-------- RECORDS FOR THIS EXERCISE --------
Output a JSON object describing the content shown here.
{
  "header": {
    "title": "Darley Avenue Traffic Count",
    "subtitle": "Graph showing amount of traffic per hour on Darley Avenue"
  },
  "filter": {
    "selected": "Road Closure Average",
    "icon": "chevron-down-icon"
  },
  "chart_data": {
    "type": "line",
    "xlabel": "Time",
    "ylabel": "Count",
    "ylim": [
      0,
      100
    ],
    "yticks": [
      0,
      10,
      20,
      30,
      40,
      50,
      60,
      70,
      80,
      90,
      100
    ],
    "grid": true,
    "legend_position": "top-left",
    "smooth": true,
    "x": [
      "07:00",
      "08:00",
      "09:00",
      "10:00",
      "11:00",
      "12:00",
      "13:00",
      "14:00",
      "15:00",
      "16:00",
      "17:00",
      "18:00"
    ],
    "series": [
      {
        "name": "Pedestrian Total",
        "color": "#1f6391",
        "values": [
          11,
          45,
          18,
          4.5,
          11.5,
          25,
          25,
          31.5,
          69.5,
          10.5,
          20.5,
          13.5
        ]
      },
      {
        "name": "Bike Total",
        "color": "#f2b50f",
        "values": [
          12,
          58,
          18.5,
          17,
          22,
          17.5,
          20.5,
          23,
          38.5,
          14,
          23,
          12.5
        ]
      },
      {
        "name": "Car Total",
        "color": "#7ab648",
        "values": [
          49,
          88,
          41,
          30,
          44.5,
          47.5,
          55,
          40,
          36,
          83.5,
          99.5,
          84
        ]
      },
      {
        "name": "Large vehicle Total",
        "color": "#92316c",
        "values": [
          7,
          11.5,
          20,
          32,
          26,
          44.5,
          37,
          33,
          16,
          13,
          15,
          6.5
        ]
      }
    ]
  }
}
--------
Track down every line of the material containing the string "name", and copy it.

(THE REPLY):
        "name": "Pedestrian Total",
        "name": "Bike Total",
        "name": "Car Total",
        "name": "Large vehicle Total",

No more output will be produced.